- What you are asked to do
Search the data for the string "title" and gather each line it is in.

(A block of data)
###

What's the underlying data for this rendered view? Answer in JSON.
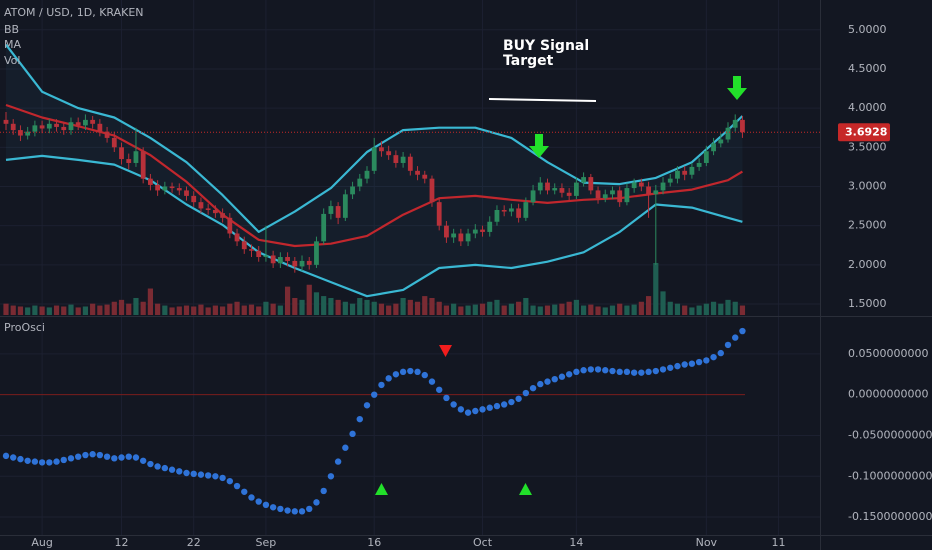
{
  "chart_data": {
    "type": "candlestick",
    "title": "ATOM / USD, 1D, KRAKEN",
    "indicator_labels": [
      "BB",
      "MA",
      "Vol"
    ],
    "annotations": [
      "BUY Signal",
      "Target"
    ],
    "colors": {
      "up": "#2b8a5e",
      "down": "#b8313a",
      "volume_up": "#1f5e52",
      "volume_down": "#7a2b33",
      "bb": "#3ab8d3",
      "ma": "#c1272d",
      "oscillator": "#2f73d8",
      "zero": "#7a1d1d",
      "last": "#c62828"
    },
    "x": [
      "Jul 27",
      "Jul 28",
      "Jul 29",
      "Jul 30",
      "Jul 31",
      "Aug 1",
      "Aug 2",
      "Aug 3",
      "Aug 4",
      "Aug 5",
      "Aug 6",
      "Aug 7",
      "Aug 8",
      "Aug 9",
      "Aug 10",
      "Aug 11",
      "Aug 12",
      "Aug 13",
      "Aug 14",
      "Aug 15",
      "Aug 16",
      "Aug 17",
      "Aug 18",
      "Aug 19",
      "Aug 20",
      "Aug 21",
      "Aug 22",
      "Aug 23",
      "Aug 24",
      "Aug 25",
      "Aug 26",
      "Aug 27",
      "Aug 28",
      "Aug 29",
      "Aug 30",
      "Aug 31",
      "Sep 1",
      "Sep 2",
      "Sep 3",
      "Sep 4",
      "Sep 5",
      "Sep 6",
      "Sep 7",
      "Sep 8",
      "Sep 9",
      "Sep 10",
      "Sep 11",
      "Sep 12",
      "Sep 13",
      "Sep 14",
      "Sep 15",
      "Sep 16",
      "Sep 17",
      "Sep 18",
      "Sep 19",
      "Sep 20",
      "Sep 21",
      "Sep 22",
      "Sep 23",
      "Sep 24",
      "Sep 25",
      "Sep 26",
      "Sep 27",
      "Sep 28",
      "Sep 29",
      "Sep 30",
      "Oct 1",
      "Oct 2",
      "Oct 3",
      "Oct 4",
      "Oct 5",
      "Oct 6",
      "Oct 7",
      "Oct 8",
      "Oct 9",
      "Oct 10",
      "Oct 11",
      "Oct 12",
      "Oct 13",
      "Oct 14",
      "Oct 15",
      "Oct 16",
      "Oct 17",
      "Oct 18",
      "Oct 19",
      "Oct 20",
      "Oct 21",
      "Oct 22",
      "Oct 23",
      "Oct 24",
      "Oct 25",
      "Oct 26",
      "Oct 27",
      "Oct 28",
      "Oct 29",
      "Oct 30",
      "Oct 31",
      "Nov 1",
      "Nov 2",
      "Nov 3",
      "Nov 4",
      "Nov 5",
      "Nov 6"
    ],
    "open": [
      3.85,
      3.8,
      3.72,
      3.65,
      3.7,
      3.78,
      3.74,
      3.8,
      3.76,
      3.72,
      3.82,
      3.78,
      3.85,
      3.8,
      3.7,
      3.62,
      3.5,
      3.35,
      3.3,
      3.45,
      3.1,
      3.02,
      2.95,
      3.0,
      2.98,
      2.95,
      2.88,
      2.8,
      2.72,
      2.7,
      2.66,
      2.6,
      2.4,
      2.3,
      2.2,
      2.18,
      2.1,
      2.12,
      2.02,
      2.1,
      2.05,
      1.98,
      2.05,
      2.0,
      2.3,
      2.65,
      2.75,
      2.6,
      2.9,
      3.0,
      3.1,
      3.2,
      3.5,
      3.45,
      3.4,
      3.3,
      3.38,
      3.2,
      3.15,
      3.1,
      2.8,
      2.5,
      2.35,
      2.4,
      2.3,
      2.4,
      2.45,
      2.42,
      2.55,
      2.7,
      2.68,
      2.72,
      2.6,
      2.8,
      2.95,
      3.05,
      2.95,
      2.98,
      2.92,
      2.88,
      3.05,
      3.12,
      2.95,
      2.85,
      2.9,
      2.95,
      2.8,
      2.98,
      3.05,
      3.0,
      2.9,
      2.95,
      3.05,
      3.1,
      3.2,
      3.15,
      3.25,
      3.3,
      3.45,
      3.55,
      3.6,
      3.75,
      3.85
    ],
    "high": [
      3.95,
      3.86,
      3.78,
      3.76,
      3.84,
      3.84,
      3.86,
      3.86,
      3.82,
      3.88,
      3.88,
      3.92,
      3.9,
      3.86,
      3.76,
      3.7,
      3.56,
      3.42,
      3.75,
      3.5,
      3.16,
      3.08,
      3.06,
      3.05,
      3.04,
      3.0,
      2.94,
      2.86,
      2.78,
      2.76,
      2.72,
      2.66,
      2.46,
      2.36,
      2.26,
      2.24,
      2.5,
      2.18,
      2.16,
      2.16,
      2.1,
      2.12,
      2.1,
      2.36,
      2.72,
      2.82,
      2.8,
      2.96,
      3.06,
      3.16,
      3.26,
      3.62,
      3.58,
      3.52,
      3.46,
      3.44,
      3.42,
      3.26,
      3.2,
      3.14,
      2.86,
      2.56,
      2.46,
      2.46,
      2.46,
      2.52,
      2.5,
      2.62,
      2.76,
      2.76,
      2.78,
      2.78,
      2.86,
      3.02,
      3.12,
      3.1,
      3.04,
      3.04,
      2.98,
      3.12,
      3.18,
      3.16,
      3.0,
      2.96,
      3.0,
      3.0,
      3.04,
      3.1,
      3.1,
      3.06,
      3.02,
      3.12,
      3.16,
      3.26,
      3.26,
      3.3,
      3.36,
      3.52,
      3.62,
      3.68,
      3.82,
      3.92,
      3.9
    ],
    "low": [
      3.72,
      3.66,
      3.58,
      3.6,
      3.64,
      3.68,
      3.68,
      3.7,
      3.66,
      3.66,
      3.72,
      3.72,
      3.74,
      3.64,
      3.56,
      3.44,
      3.28,
      3.22,
      3.25,
      3.04,
      2.95,
      2.88,
      2.9,
      2.92,
      2.89,
      2.82,
      2.74,
      2.66,
      2.64,
      2.6,
      2.54,
      2.34,
      2.24,
      2.14,
      2.1,
      2.04,
      2.04,
      1.96,
      1.96,
      1.98,
      1.9,
      1.92,
      1.94,
      1.96,
      2.26,
      2.58,
      2.52,
      2.56,
      2.84,
      2.94,
      3.04,
      3.16,
      3.38,
      3.34,
      3.24,
      3.24,
      3.14,
      3.08,
      3.04,
      2.74,
      2.44,
      2.28,
      2.28,
      2.24,
      2.24,
      2.34,
      2.36,
      2.36,
      2.5,
      2.62,
      2.62,
      2.54,
      2.56,
      2.76,
      2.9,
      2.9,
      2.9,
      2.86,
      2.82,
      2.84,
      3.0,
      2.9,
      2.78,
      2.8,
      2.84,
      2.74,
      2.76,
      2.92,
      2.94,
      2.6,
      2.0,
      2.9,
      3.0,
      3.04,
      3.08,
      3.1,
      3.2,
      3.26,
      3.4,
      3.5,
      3.56,
      3.7,
      3.62
    ],
    "close": [
      3.8,
      3.72,
      3.65,
      3.7,
      3.78,
      3.74,
      3.8,
      3.76,
      3.72,
      3.82,
      3.78,
      3.85,
      3.8,
      3.7,
      3.62,
      3.5,
      3.35,
      3.3,
      3.45,
      3.1,
      3.02,
      2.95,
      3.0,
      2.98,
      2.95,
      2.88,
      2.8,
      2.72,
      2.7,
      2.66,
      2.6,
      2.4,
      2.3,
      2.2,
      2.18,
      2.1,
      2.12,
      2.02,
      2.1,
      2.05,
      1.98,
      2.05,
      2.0,
      2.3,
      2.65,
      2.75,
      2.6,
      2.9,
      3.0,
      3.1,
      3.2,
      3.5,
      3.45,
      3.4,
      3.3,
      3.38,
      3.2,
      3.15,
      3.1,
      2.8,
      2.5,
      2.35,
      2.4,
      2.3,
      2.4,
      2.45,
      2.42,
      2.55,
      2.7,
      2.68,
      2.72,
      2.6,
      2.8,
      2.95,
      3.05,
      2.95,
      2.98,
      2.92,
      2.88,
      3.05,
      3.12,
      2.95,
      2.85,
      2.9,
      2.95,
      2.8,
      2.98,
      3.05,
      3.0,
      2.9,
      2.95,
      3.05,
      3.1,
      3.2,
      3.15,
      3.25,
      3.3,
      3.45,
      3.55,
      3.6,
      3.75,
      3.85,
      3.6928
    ],
    "volume": [
      12,
      10,
      9,
      8,
      10,
      9,
      8,
      10,
      9,
      11,
      8,
      9,
      12,
      10,
      11,
      14,
      16,
      12,
      18,
      14,
      28,
      12,
      10,
      8,
      9,
      10,
      9,
      11,
      8,
      10,
      9,
      12,
      14,
      10,
      11,
      9,
      14,
      12,
      10,
      30,
      18,
      16,
      32,
      24,
      20,
      18,
      16,
      14,
      12,
      18,
      16,
      14,
      12,
      10,
      12,
      18,
      16,
      14,
      20,
      18,
      14,
      10,
      12,
      9,
      10,
      11,
      12,
      14,
      16,
      10,
      12,
      14,
      18,
      10,
      9,
      10,
      11,
      12,
      14,
      16,
      10,
      11,
      9,
      8,
      10,
      12,
      10,
      11,
      14,
      20,
      55,
      25,
      14,
      12,
      10,
      8,
      10,
      12,
      14,
      12,
      16,
      14,
      10
    ],
    "bb": {
      "x": [
        "Jul 27",
        "Aug 1",
        "Aug 6",
        "Aug 11",
        "Aug 16",
        "Aug 21",
        "Aug 26",
        "Aug 31",
        "Sep 5",
        "Sep 10",
        "Sep 15",
        "Sep 20",
        "Sep 25",
        "Sep 30",
        "Oct 5",
        "Oct 10",
        "Oct 15",
        "Oct 20",
        "Oct 25",
        "Oct 30",
        "Nov 4",
        "Nov 6"
      ],
      "upper": [
        4.81,
        4.21,
        4.0,
        3.88,
        3.62,
        3.31,
        2.89,
        2.42,
        2.68,
        2.98,
        3.44,
        3.72,
        3.75,
        3.75,
        3.62,
        3.31,
        3.05,
        3.03,
        3.11,
        3.31,
        3.72,
        3.9
      ],
      "middle": [
        4.04,
        3.88,
        3.77,
        3.65,
        3.4,
        3.06,
        2.64,
        2.32,
        2.24,
        2.27,
        2.37,
        2.64,
        2.85,
        2.88,
        2.83,
        2.79,
        2.83,
        2.85,
        2.91,
        2.96,
        3.08,
        3.19
      ],
      "lower": [
        3.34,
        3.39,
        3.34,
        3.28,
        3.08,
        2.77,
        2.51,
        2.16,
        1.96,
        1.78,
        1.6,
        1.68,
        1.96,
        2.0,
        1.96,
        2.04,
        2.16,
        2.42,
        2.77,
        2.73,
        2.6,
        2.55
      ]
    },
    "ylim": [
      1.36,
      5.38
    ],
    "yticks": [
      {
        "value": 1.5,
        "label": "1.5000"
      },
      {
        "value": 2,
        "label": "2.0000"
      },
      {
        "value": 2.5,
        "label": "2.5000"
      },
      {
        "value": 3,
        "label": "3.0000"
      },
      {
        "value": 3.5,
        "label": "3.5000"
      },
      {
        "value": 4,
        "label": "4.0000"
      },
      {
        "value": 4.5,
        "label": "4.5000"
      },
      {
        "value": 5,
        "label": "5.0000"
      }
    ],
    "xticks": [
      {
        "value": "Aug 1",
        "label": "Aug"
      },
      {
        "value": "Aug 12",
        "label": "12"
      },
      {
        "value": "Aug 22",
        "label": "22"
      },
      {
        "value": "Sep 1",
        "label": "Sep"
      },
      {
        "value": "Sep 16",
        "label": "16"
      },
      {
        "value": "Oct 1",
        "label": "Oct"
      },
      {
        "value": "Oct 14",
        "label": "14"
      },
      {
        "value": "Nov 1",
        "label": "Nov"
      },
      {
        "value": "Nov 11",
        "label": "11"
      }
    ],
    "oscillator": {
      "title": "ProOsci",
      "values": [
        -0.075,
        -0.077,
        -0.079,
        -0.081,
        -0.082,
        -0.083,
        -0.083,
        -0.082,
        -0.08,
        -0.078,
        -0.076,
        -0.074,
        -0.073,
        -0.074,
        -0.076,
        -0.078,
        -0.077,
        -0.076,
        -0.077,
        -0.081,
        -0.085,
        -0.088,
        -0.09,
        -0.092,
        -0.094,
        -0.096,
        -0.097,
        -0.098,
        -0.099,
        -0.1,
        -0.102,
        -0.106,
        -0.112,
        -0.119,
        -0.126,
        -0.131,
        -0.135,
        -0.138,
        -0.14,
        -0.142,
        -0.143,
        -0.143,
        -0.14,
        -0.132,
        -0.118,
        -0.1,
        -0.082,
        -0.065,
        -0.048,
        -0.03,
        -0.013,
        0.0,
        0.012,
        0.02,
        0.025,
        0.028,
        0.029,
        0.028,
        0.024,
        0.016,
        0.006,
        -0.004,
        -0.012,
        -0.018,
        -0.022,
        -0.02,
        -0.018,
        -0.016,
        -0.014,
        -0.012,
        -0.009,
        -0.005,
        0.002,
        0.008,
        0.013,
        0.016,
        0.019,
        0.022,
        0.025,
        0.028,
        0.03,
        0.031,
        0.031,
        0.03,
        0.029,
        0.028,
        0.028,
        0.027,
        0.027,
        0.028,
        0.029,
        0.031,
        0.033,
        0.035,
        0.037,
        0.038,
        0.04,
        0.042,
        0.046,
        0.051,
        0.061,
        0.07,
        0.078
      ],
      "ylim": [
        -0.172,
        0.094
      ],
      "yticks": [
        {
          "value": 0.05,
          "label": "0.0500000000"
        },
        {
          "value": 0,
          "label": "0.0000000000"
        },
        {
          "value": -0.05,
          "label": "-0.0500000000"
        },
        {
          "value": -0.1,
          "label": "-0.1000000000"
        },
        {
          "value": -0.15,
          "label": "-0.1500000000"
        }
      ]
    }
  }
}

###

- Finished answer
    "title": "ATOM / USD, 1D, KRAKEN",
      "title": "ProOsci",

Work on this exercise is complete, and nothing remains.